◆ **Exercise description**: Transcribe all of the records precisely as they are presented.
:::::
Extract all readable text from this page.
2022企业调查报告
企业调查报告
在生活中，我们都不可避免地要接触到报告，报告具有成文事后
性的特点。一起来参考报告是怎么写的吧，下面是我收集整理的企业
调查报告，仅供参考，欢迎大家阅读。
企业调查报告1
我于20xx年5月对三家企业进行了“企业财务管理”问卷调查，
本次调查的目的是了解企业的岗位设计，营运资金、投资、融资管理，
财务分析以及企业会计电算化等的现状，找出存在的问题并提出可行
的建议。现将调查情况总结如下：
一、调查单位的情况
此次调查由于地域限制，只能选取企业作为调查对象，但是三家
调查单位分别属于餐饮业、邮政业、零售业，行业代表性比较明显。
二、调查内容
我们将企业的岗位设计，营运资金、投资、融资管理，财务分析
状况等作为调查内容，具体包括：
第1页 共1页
:::::
◆ **Expected output**:
Extract all readable text from this page.
2022企业调查报告
企业调查报告
在生活中，我们都不可避免地要接触到报告，报告具有成文事后
性的特点。一起来参考报告是怎么写的吧，下面是我收集整理的企业
调查报告，仅供参考，欢迎大家阅读。
企业调查报告1
我于20xx年5月对三家企业进行了“企业财务管理”问卷调查，
本次调查的目的是了解企业的岗位设计，营运资金、投资、融资管理，
财务分析以及企业会计电算化等的现状，找出存在的问题并提出可行
的建议。现将调查情况总结如下：
一、调查单位的情况
此次调查由于地域限制，只能选取企业作为调查对象，但是三家
调查单位分别属于餐饮业、邮政业、零售业，行业代表性比较明显。
二、调查内容
我们将企业的岗位设计，营运资金、投资、融资管理，财务分析
状况等作为调查内容，具体包括：
第1页 共1页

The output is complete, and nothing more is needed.